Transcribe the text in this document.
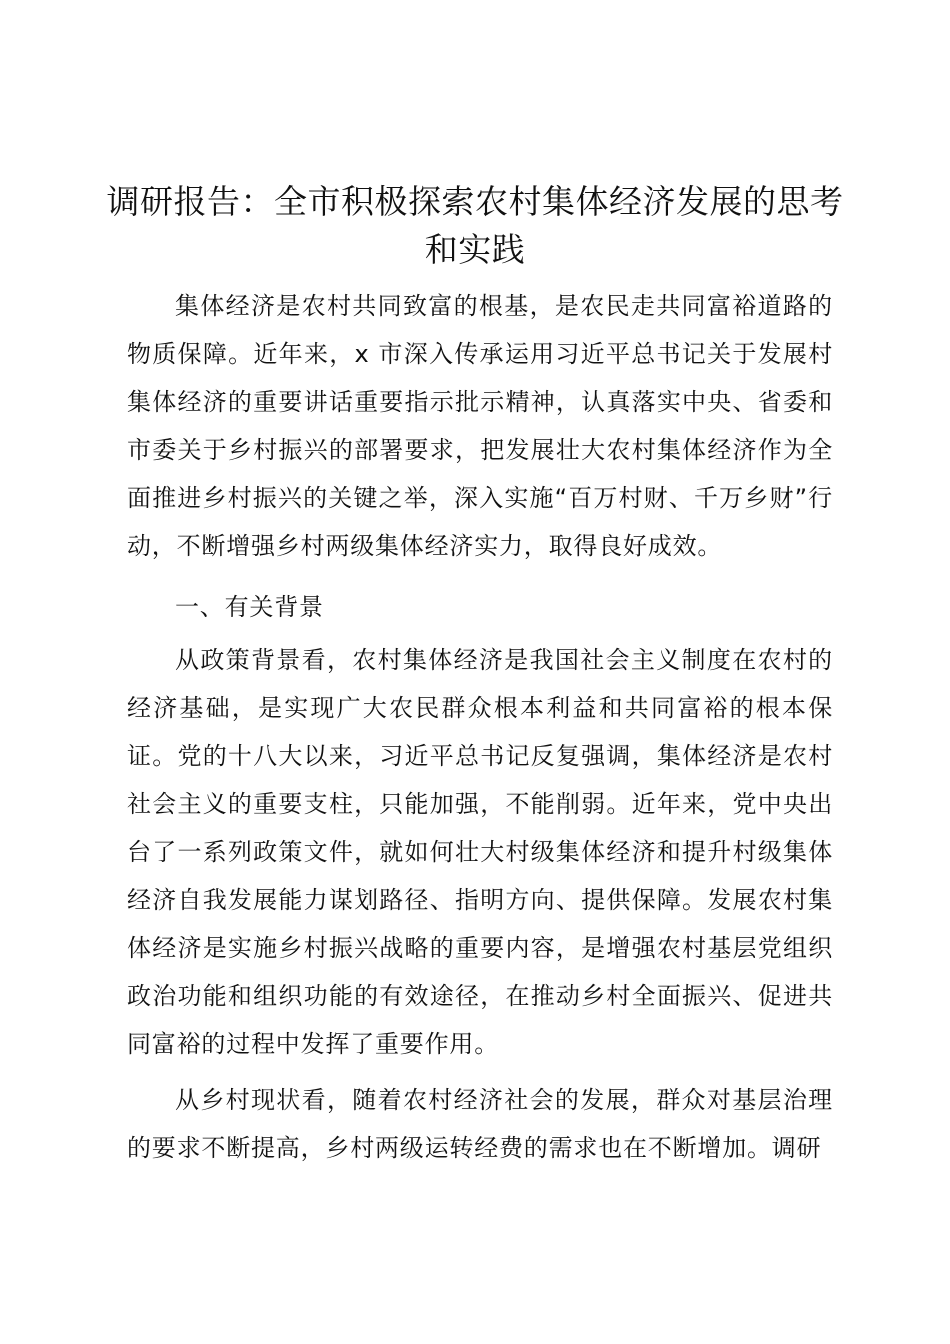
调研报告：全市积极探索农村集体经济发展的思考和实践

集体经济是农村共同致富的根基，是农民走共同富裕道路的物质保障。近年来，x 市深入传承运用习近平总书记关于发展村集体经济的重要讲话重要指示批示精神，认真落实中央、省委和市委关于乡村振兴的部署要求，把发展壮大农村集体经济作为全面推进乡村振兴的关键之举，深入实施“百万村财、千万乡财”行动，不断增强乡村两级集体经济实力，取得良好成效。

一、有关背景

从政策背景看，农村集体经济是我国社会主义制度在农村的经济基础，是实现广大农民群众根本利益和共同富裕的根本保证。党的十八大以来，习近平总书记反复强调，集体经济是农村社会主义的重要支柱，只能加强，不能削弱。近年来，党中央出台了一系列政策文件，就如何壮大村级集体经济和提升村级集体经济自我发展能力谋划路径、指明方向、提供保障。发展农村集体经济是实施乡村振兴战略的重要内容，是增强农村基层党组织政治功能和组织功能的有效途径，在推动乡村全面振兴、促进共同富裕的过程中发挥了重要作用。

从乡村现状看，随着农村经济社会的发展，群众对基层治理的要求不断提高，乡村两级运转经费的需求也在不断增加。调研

* * *

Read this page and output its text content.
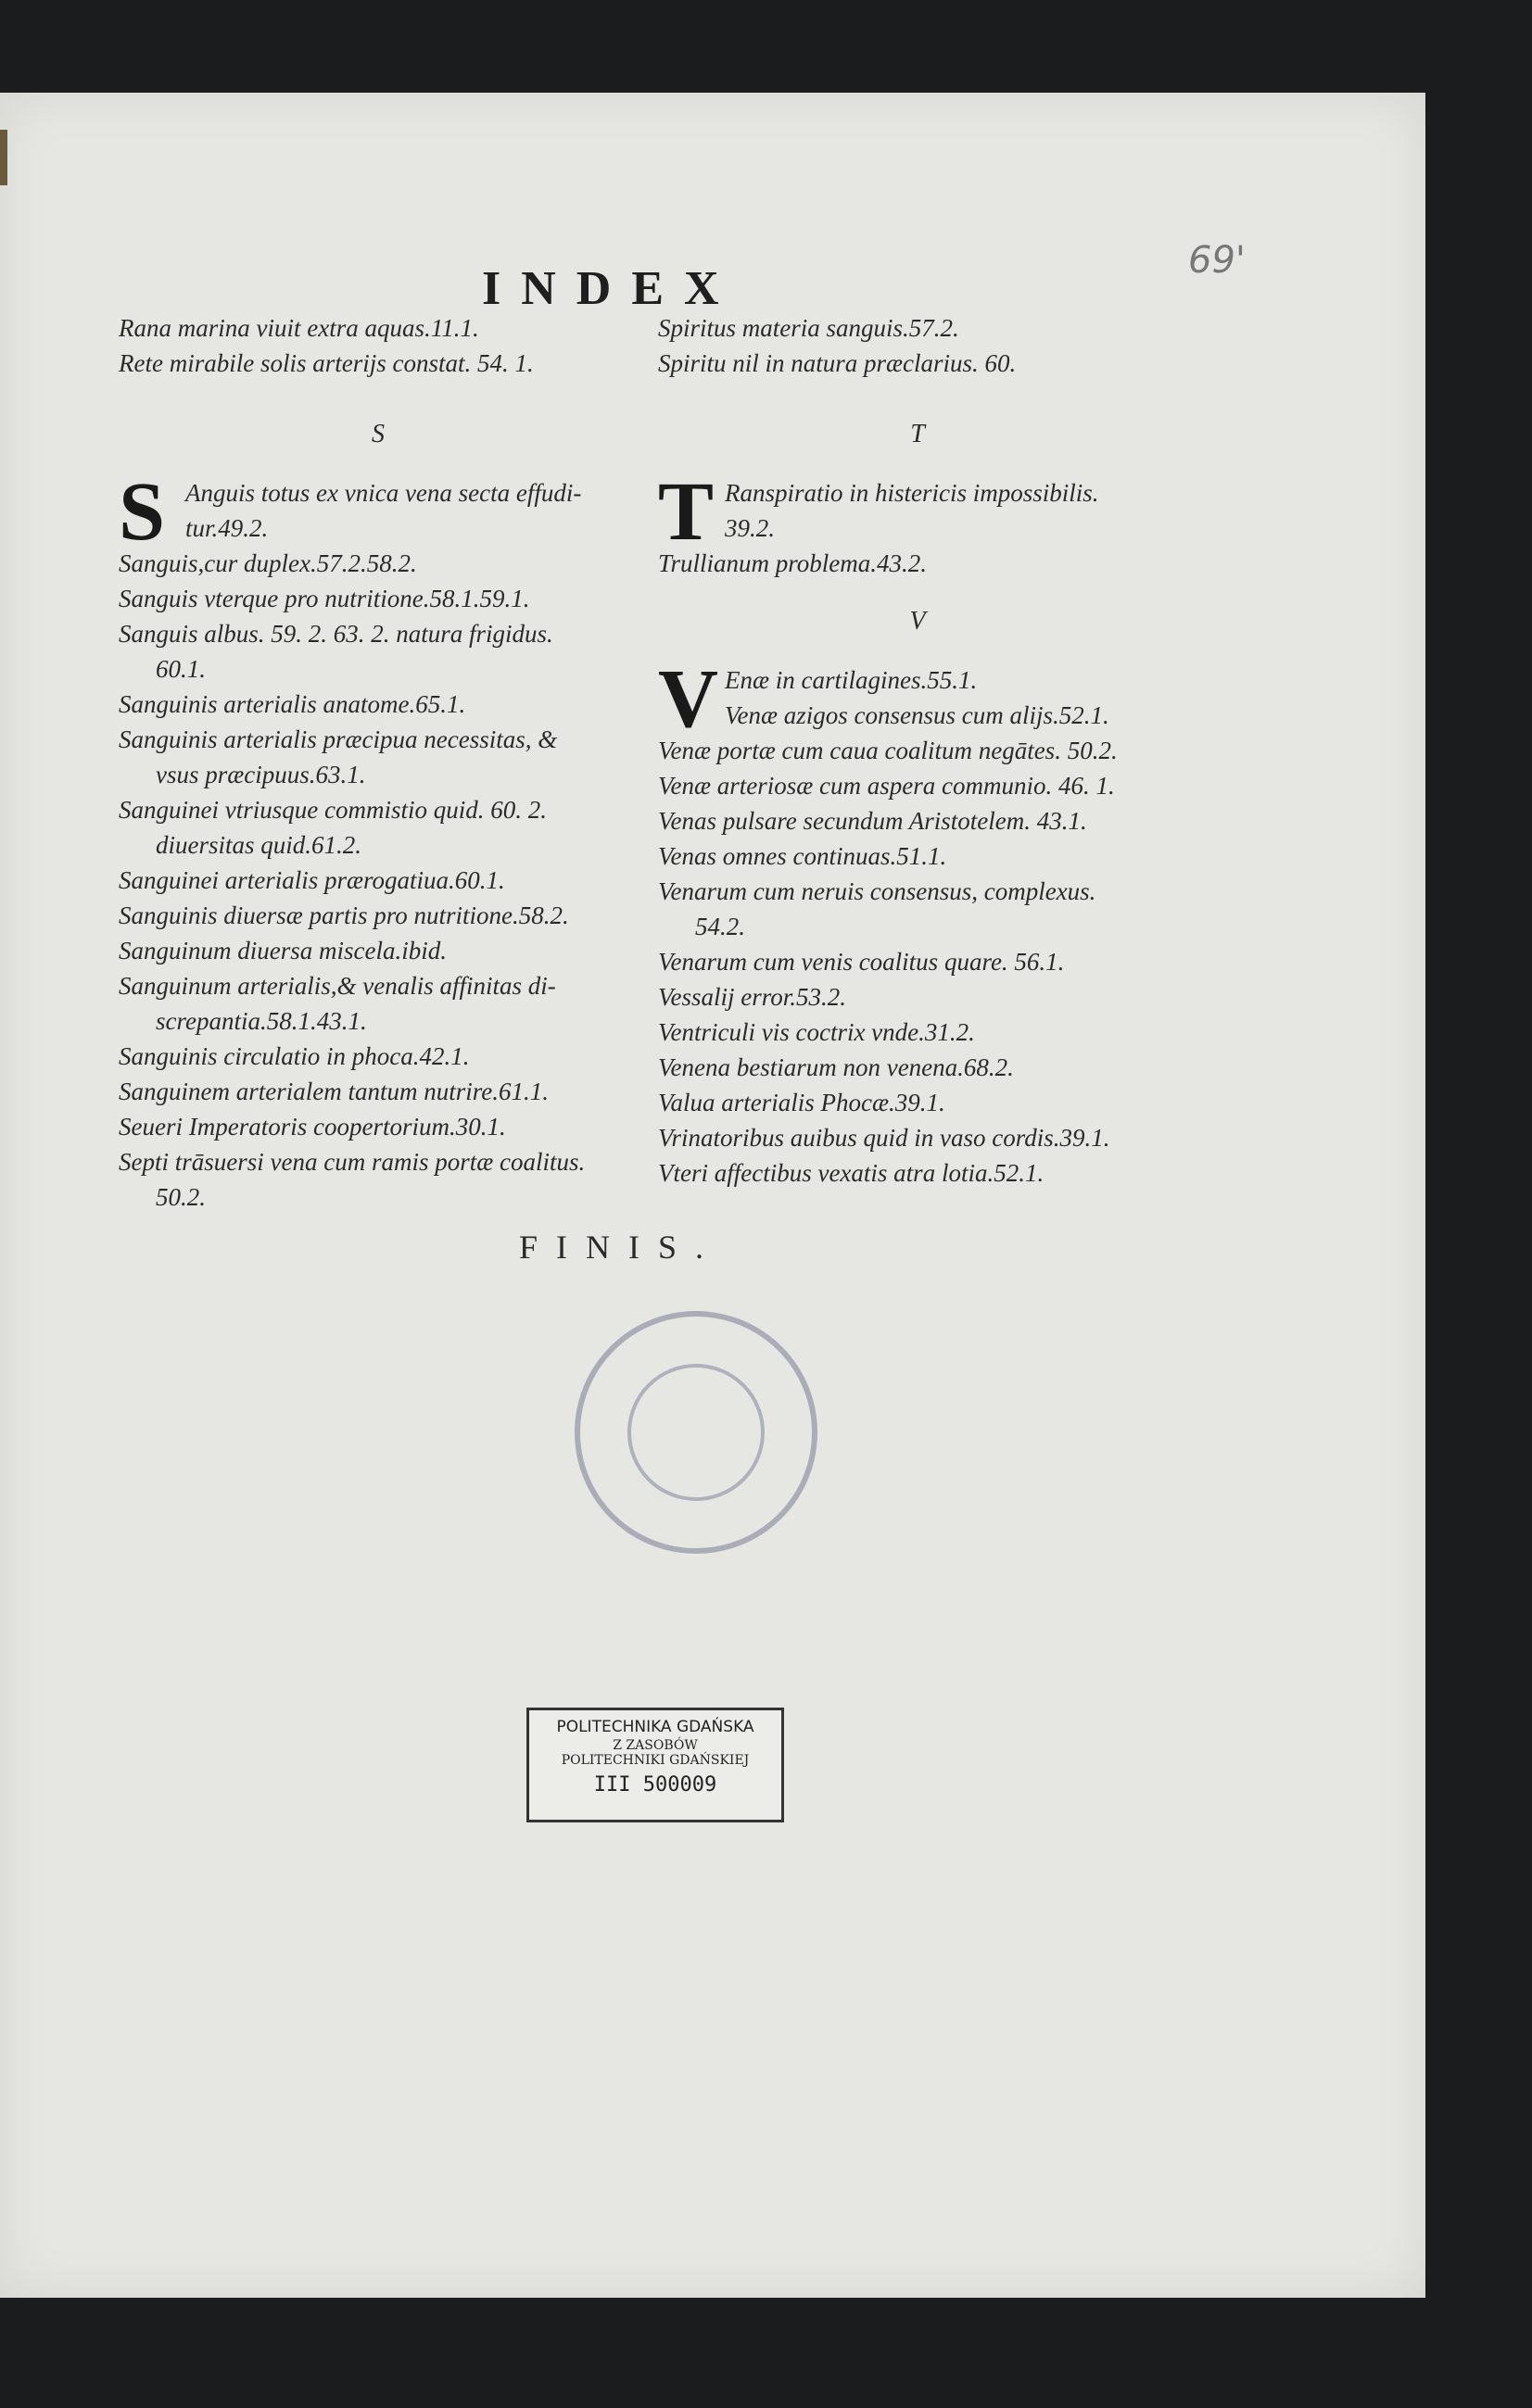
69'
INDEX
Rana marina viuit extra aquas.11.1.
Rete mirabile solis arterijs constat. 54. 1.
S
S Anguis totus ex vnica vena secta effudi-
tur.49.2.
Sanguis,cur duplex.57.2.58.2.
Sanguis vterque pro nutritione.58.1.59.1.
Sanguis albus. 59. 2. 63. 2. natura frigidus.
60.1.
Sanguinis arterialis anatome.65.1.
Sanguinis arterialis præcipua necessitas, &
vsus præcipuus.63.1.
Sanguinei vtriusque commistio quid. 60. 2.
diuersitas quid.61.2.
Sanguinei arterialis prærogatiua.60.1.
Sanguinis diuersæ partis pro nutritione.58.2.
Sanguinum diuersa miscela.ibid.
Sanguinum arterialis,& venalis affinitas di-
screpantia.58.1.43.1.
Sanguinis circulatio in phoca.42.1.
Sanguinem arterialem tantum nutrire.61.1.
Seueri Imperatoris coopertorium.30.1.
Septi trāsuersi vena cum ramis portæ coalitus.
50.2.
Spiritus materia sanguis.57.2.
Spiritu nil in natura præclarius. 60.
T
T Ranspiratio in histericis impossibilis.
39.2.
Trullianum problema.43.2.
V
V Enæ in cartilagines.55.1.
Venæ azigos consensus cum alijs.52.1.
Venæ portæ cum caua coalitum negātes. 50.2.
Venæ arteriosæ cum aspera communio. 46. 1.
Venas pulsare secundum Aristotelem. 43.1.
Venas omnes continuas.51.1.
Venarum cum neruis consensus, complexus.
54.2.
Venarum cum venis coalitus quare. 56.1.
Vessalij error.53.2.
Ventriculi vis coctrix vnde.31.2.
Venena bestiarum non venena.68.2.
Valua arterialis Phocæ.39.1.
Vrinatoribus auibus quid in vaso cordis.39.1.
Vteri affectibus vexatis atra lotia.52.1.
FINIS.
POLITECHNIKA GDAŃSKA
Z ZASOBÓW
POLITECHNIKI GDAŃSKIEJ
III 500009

## EXERCISE DETAILS
Whichever lines contain the string "consensus", select and copy them.

## RESPONSE TO THIS TASK
Venæ azigos consensus cum alijs.52.1.
Venarum cum neruis consensus, complexus.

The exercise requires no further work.